Dataset records:
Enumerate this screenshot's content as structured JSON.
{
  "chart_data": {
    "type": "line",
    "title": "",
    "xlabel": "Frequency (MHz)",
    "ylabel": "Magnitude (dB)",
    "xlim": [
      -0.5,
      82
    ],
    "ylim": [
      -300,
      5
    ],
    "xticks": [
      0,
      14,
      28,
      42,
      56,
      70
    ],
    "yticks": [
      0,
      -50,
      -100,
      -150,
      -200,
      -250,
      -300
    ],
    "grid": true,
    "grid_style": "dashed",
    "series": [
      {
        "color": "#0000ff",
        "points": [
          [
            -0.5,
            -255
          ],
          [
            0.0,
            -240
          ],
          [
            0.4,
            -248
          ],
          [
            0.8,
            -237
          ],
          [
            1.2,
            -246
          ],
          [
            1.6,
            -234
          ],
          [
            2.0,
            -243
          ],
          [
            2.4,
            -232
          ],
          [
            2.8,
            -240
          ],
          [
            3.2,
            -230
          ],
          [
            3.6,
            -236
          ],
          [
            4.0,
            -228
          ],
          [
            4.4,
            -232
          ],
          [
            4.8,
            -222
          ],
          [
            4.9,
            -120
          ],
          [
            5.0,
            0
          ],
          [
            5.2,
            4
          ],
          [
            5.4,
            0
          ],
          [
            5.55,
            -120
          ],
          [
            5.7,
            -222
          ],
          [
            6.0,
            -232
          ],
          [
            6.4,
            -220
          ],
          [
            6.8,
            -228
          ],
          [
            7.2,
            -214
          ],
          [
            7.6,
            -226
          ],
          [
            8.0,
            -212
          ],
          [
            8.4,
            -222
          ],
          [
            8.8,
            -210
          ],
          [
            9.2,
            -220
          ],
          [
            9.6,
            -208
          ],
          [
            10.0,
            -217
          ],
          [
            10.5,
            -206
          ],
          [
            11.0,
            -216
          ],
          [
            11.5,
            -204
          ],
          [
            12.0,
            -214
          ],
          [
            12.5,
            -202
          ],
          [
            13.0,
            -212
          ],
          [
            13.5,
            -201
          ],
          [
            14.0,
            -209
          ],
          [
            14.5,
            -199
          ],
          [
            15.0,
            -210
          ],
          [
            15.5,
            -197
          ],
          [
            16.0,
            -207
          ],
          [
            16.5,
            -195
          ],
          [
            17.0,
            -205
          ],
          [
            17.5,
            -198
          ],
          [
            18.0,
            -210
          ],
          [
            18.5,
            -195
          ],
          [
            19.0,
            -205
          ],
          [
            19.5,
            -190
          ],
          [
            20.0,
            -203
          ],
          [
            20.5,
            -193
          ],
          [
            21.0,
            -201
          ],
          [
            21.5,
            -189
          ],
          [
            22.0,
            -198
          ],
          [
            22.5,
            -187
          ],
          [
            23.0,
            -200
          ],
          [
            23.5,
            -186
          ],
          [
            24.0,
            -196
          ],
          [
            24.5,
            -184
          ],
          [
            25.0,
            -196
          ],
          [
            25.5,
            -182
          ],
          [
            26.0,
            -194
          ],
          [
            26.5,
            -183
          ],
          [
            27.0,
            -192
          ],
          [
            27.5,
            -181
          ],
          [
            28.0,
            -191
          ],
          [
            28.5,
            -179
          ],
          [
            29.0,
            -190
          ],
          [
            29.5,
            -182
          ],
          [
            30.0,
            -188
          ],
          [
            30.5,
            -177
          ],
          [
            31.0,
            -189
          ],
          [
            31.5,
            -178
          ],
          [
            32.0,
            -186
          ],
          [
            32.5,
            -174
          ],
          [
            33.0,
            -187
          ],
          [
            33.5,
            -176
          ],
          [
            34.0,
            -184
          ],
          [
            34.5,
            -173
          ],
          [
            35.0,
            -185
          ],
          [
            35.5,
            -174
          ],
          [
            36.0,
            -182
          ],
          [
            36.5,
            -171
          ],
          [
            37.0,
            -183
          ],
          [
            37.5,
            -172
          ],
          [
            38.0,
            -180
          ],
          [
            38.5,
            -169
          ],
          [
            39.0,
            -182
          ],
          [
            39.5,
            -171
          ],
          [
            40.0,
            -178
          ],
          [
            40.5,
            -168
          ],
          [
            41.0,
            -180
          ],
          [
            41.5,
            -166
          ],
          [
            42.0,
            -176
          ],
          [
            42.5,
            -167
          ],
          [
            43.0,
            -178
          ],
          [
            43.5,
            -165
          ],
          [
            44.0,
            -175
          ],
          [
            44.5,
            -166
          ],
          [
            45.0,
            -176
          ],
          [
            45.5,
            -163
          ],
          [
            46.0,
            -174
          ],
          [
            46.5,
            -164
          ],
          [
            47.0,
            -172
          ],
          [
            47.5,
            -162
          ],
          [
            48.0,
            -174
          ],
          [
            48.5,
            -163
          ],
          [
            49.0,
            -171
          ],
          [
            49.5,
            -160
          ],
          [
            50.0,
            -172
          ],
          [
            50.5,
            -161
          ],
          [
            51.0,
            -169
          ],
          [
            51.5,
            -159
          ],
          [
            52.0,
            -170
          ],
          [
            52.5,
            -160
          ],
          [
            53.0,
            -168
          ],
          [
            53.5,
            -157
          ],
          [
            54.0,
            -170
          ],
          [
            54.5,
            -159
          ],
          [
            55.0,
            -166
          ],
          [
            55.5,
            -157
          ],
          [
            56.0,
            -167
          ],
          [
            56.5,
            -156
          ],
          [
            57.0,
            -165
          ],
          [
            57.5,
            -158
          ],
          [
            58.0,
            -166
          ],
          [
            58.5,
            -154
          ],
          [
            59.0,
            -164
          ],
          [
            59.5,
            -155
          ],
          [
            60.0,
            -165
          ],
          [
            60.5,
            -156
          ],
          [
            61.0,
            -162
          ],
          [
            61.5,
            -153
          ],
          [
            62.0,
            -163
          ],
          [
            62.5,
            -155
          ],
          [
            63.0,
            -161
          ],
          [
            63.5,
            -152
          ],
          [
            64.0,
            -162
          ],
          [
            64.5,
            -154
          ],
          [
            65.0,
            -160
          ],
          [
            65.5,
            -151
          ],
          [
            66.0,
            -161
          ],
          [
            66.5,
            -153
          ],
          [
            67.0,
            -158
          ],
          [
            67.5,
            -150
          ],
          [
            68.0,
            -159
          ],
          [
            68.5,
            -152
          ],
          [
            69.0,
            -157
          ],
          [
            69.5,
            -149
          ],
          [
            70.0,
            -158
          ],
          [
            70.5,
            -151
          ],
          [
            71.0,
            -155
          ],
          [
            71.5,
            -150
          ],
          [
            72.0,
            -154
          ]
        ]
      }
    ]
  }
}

The exercise: Go through the data and return every record exactly.

Result below:
Enumerate this screenshot's content as structured JSON.
{
  "chart_data": {
    "type": "line",
    "title": "",
    "xlabel": "Frequency (MHz)",
    "ylabel": "Magnitude (dB)",
    "xlim": [
      -0.5,
      82
    ],
    "ylim": [
      -300,
      5
    ],
    "xticks": [
      0,
      14,
      28,
      42,
      56,
      70
    ],
    "yticks": [
      0,
      -50,
      -100,
      -150,
      -200,
      -250,
      -300
    ],
    "grid": true,
    "grid_style": "dashed",
    "series": [
      {
        "color": "#0000ff",
        "points": [
          [
            -0.5,
            -255
          ],
          [
            0.0,
            -240
          ],
          [
            0.4,
            -248
          ],
          [
            0.8,
            -237
          ],
          [
            1.2,
            -246
          ],
          [
            1.6,
            -234
          ],
          [
            2.0,
            -243
          ],
          [
            2.4,
            -232
          ],
          [
            2.8,
            -240
          ],
          [
            3.2,
            -230
          ],
          [
            3.6,
            -236
          ],
          [
            4.0,
            -228
          ],
          [
            4.4,
            -232
          ],
          [
            4.8,
            -222
          ],
          [
            4.9,
            -120
          ],
          [
            5.0,
            0
          ],
          [
            5.2,
            4
          ],
          [
            5.4,
            0
          ],
          [
            5.55,
            -120
          ],
          [
            5.7,
            -222
          ],
          [
            6.0,
            -232
          ],
          [
            6.4,
            -220
          ],
          [
            6.8,
            -228
          ],
          [
            7.2,
            -214
          ],
          [
            7.6,
            -226
          ],
          [
            8.0,
            -212
          ],
          [
            8.4,
            -222
          ],
          [
            8.8,
            -210
          ],
          [
            9.2,
            -220
          ],
          [
            9.6,
            -208
          ],
          [
            10.0,
            -217
          ],
          [
            10.5,
            -206
          ],
          [
            11.0,
            -216
          ],
          [
            11.5,
            -204
          ],
          [
            12.0,
            -214
          ],
          [
            12.5,
            -202
          ],
          [
            13.0,
            -212
          ],
          [
            13.5,
            -201
          ],
          [
            14.0,
            -209
          ],
          [
            14.5,
            -199
          ],
          [
            15.0,
            -210
          ],
          [
            15.5,
            -197
          ],
          [
            16.0,
            -207
          ],
          [
            16.5,
            -195
          ],
          [
            17.0,
            -205
          ],
          [
            17.5,
            -198
          ],
          [
            18.0,
            -210
          ],
          [
            18.5,
            -195
          ],
          [
            19.0,
            -205
          ],
          [
            19.5,
            -190
          ],
          [
            20.0,
            -203
          ],
          [
            20.5,
            -193
          ],
          [
            21.0,
            -201
          ],
          [
            21.5,
            -189
          ],
          [
            22.0,
            -198
          ],
          [
            22.5,
            -187
          ],
          [
            23.0,
            -200
          ],
          [
            23.5,
            -186
          ],
          [
            24.0,
            -196
          ],
          [
            24.5,
            -184
          ],
          [
            25.0,
            -196
          ],
          [
            25.5,
            -182
          ],
          [
            26.0,
            -194
          ],
          [
            26.5,
            -183
          ],
          [
            27.0,
            -192
          ],
          [
            27.5,
            -181
          ],
          [
            28.0,
            -191
          ],
          [
            28.5,
            -179
          ],
          [
            29.0,
            -190
          ],
          [
            29.5,
            -182
          ],
          [
            30.0,
            -188
          ],
          [
            30.5,
            -177
          ],
          [
            31.0,
            -189
          ],
          [
            31.5,
            -178
          ],
          [
            32.0,
            -186
          ],
          [
            32.5,
            -174
          ],
          [
            33.0,
            -187
          ],
          [
            33.5,
            -176
          ],
          [
            34.0,
            -184
          ],
          [
            34.5,
            -173
          ],
          [
            35.0,
            -185
          ],
          [
            35.5,
            -174
          ],
          [
            36.0,
            -182
          ],
          [
            36.5,
            -171
          ],
          [
            37.0,
            -183
          ],
          [
            37.5,
            -172
          ],
          [
            38.0,
            -180
          ],
          [
            38.5,
            -169
          ],
          [
            39.0,
            -182
          ],
          [
            39.5,
            -171
          ],
          [
            40.0,
            -178
          ],
          [
            40.5,
            -168
          ],
          [
            41.0,
            -180
          ],
          [
            41.5,
            -166
          ],
          [
            42.0,
            -176
          ],
          [
            42.5,
            -167
          ],
          [
            43.0,
            -178
          ],
          [
            43.5,
            -165
          ],
          [
            44.0,
            -175
          ],
          [
            44.5,
            -166
          ],
          [
            45.0,
            -176
          ],
          [
            45.5,
            -163
          ],
          [
            46.0,
            -174
          ],
          [
            46.5,
            -164
          ],
          [
            47.0,
            -172
          ],
          [
            47.5,
            -162
          ],
          [
            48.0,
            -174
          ],
          [
            48.5,
            -163
          ],
          [
            49.0,
            -171
          ],
          [
            49.5,
            -160
          ],
          [
            50.0,
            -172
          ],
          [
            50.5,
            -161
          ],
          [
            51.0,
            -169
          ],
          [
            51.5,
            -159
          ],
          [
            52.0,
            -170
          ],
          [
            52.5,
            -160
          ],
          [
            53.0,
            -168
          ],
          [
            53.5,
            -157
          ],
          [
            54.0,
            -170
          ],
          [
            54.5,
            -159
          ],
          [
            55.0,
            -166
          ],
          [
            55.5,
            -157
          ],
          [
            56.0,
            -167
          ],
          [
            56.5,
            -156
          ],
          [
            57.0,
            -165
          ],
          [
            57.5,
            -158
          ],
          [
            58.0,
            -166
          ],
          [
            58.5,
            -154
          ],
          [
            59.0,
            -164
          ],
          [
            59.5,
            -155
          ],
          [
            60.0,
            -165
          ],
          [
            60.5,
            -156
          ],
          [
            61.0,
            -162
          ],
          [
            61.5,
            -153
          ],
          [
            62.0,
            -163
          ],
          [
            62.5,
            -155
          ],
          [
            63.0,
            -161
          ],
          [
            63.5,
            -152
          ],
          [
            64.0,
            -162
          ],
          [
            64.5,
            -154
          ],
          [
            65.0,
            -160
          ],
          [
            65.5,
            -151
          ],
          [
            66.0,
            -161
          ],
          [
            66.5,
            -153
          ],
          [
            67.0,
            -158
          ],
          [
            67.5,
            -150
          ],
          [
            68.0,
            -159
          ],
          [
            68.5,
            -152
          ],
          [
            69.0,
            -157
          ],
          [
            69.5,
            -149
          ],
          [
            70.0,
            -158
          ],
          [
            70.5,
            -151
          ],
          [
            71.0,
            -155
          ],
          [
            71.5,
            -150
          ],
          [
            72.0,
            -154
          ]
        ]
      }
    ]
  }
}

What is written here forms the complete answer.